Required work.
Would you pull out every line of the material that contains the string "brand"?

** start **

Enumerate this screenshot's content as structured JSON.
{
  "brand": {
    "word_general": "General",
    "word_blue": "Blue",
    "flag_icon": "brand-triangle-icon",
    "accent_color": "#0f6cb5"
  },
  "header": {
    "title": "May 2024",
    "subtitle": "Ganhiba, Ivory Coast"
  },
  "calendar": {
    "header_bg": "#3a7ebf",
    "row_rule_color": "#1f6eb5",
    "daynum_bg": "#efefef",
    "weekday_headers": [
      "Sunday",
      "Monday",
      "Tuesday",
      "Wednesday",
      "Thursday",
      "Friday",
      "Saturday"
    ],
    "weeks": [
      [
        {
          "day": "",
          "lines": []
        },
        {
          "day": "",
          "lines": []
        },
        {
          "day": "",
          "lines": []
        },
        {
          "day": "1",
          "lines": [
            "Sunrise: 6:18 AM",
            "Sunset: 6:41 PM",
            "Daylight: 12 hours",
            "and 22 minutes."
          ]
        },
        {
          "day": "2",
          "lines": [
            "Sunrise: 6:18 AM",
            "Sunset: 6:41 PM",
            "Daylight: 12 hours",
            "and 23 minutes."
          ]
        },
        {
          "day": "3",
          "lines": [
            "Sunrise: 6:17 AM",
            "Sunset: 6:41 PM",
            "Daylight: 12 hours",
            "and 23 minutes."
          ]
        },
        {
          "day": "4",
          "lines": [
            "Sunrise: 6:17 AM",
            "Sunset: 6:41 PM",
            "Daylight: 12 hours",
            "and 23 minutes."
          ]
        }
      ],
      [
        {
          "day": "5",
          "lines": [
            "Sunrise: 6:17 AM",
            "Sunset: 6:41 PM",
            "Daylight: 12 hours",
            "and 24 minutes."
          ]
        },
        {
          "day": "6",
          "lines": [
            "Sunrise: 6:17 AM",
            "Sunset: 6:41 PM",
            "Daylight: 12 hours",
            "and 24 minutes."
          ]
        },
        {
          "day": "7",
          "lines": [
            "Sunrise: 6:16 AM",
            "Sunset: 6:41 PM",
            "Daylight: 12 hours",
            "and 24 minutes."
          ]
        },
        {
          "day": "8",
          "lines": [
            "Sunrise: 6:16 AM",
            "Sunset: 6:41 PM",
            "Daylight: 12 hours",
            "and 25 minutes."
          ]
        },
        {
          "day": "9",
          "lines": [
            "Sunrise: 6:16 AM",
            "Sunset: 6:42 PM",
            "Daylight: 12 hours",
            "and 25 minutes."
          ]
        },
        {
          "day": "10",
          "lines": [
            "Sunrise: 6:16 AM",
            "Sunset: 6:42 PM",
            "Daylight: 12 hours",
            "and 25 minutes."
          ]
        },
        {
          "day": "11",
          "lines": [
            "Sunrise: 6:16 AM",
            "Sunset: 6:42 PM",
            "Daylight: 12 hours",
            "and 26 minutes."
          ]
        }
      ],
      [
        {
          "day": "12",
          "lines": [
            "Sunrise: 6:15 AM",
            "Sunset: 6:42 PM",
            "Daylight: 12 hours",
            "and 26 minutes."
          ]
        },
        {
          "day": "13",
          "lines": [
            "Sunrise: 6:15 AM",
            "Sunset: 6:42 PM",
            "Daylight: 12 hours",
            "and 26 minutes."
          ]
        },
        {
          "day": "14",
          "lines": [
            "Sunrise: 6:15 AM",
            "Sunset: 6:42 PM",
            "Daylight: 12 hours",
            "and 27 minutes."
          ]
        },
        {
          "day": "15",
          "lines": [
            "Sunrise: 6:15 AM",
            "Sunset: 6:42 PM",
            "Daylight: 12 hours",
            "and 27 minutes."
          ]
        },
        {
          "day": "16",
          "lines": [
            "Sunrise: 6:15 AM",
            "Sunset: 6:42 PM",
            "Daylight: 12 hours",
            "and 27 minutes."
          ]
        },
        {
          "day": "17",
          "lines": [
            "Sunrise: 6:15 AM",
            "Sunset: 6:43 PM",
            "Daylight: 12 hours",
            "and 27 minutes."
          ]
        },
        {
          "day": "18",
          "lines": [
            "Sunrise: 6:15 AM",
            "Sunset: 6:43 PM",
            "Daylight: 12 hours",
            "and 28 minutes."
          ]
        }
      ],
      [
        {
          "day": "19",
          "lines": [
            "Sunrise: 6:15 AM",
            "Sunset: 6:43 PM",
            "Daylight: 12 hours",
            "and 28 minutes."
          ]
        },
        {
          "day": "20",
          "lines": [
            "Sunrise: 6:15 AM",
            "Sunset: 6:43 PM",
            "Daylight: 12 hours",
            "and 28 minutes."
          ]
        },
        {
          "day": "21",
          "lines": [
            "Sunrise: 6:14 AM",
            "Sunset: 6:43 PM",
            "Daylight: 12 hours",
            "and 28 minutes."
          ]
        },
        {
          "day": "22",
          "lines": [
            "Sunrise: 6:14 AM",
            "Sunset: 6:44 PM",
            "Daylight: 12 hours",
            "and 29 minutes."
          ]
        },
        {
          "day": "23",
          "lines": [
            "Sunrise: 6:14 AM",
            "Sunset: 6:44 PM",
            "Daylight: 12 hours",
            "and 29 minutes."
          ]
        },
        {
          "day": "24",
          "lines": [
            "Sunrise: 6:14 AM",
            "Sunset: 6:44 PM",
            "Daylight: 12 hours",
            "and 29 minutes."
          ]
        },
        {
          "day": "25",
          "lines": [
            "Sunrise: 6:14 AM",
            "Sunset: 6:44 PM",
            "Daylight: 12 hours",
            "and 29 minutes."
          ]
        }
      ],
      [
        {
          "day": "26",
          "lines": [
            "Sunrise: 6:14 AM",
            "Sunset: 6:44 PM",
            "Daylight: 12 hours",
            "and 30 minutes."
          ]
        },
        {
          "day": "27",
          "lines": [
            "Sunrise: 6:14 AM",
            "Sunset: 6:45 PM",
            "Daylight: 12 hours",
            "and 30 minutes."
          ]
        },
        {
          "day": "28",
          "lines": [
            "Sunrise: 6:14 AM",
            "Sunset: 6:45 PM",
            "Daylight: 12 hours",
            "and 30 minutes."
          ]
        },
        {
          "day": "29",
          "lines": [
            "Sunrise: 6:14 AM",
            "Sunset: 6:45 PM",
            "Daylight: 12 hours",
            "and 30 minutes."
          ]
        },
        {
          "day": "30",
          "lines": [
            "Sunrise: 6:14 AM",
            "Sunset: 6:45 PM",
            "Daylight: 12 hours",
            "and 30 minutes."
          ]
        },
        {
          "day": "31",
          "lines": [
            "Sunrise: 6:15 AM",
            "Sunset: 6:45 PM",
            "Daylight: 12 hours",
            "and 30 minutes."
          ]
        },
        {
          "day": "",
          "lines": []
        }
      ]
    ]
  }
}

** end **

Correct output.
  "brand": {
    "flag_icon": "brand-triangle-icon",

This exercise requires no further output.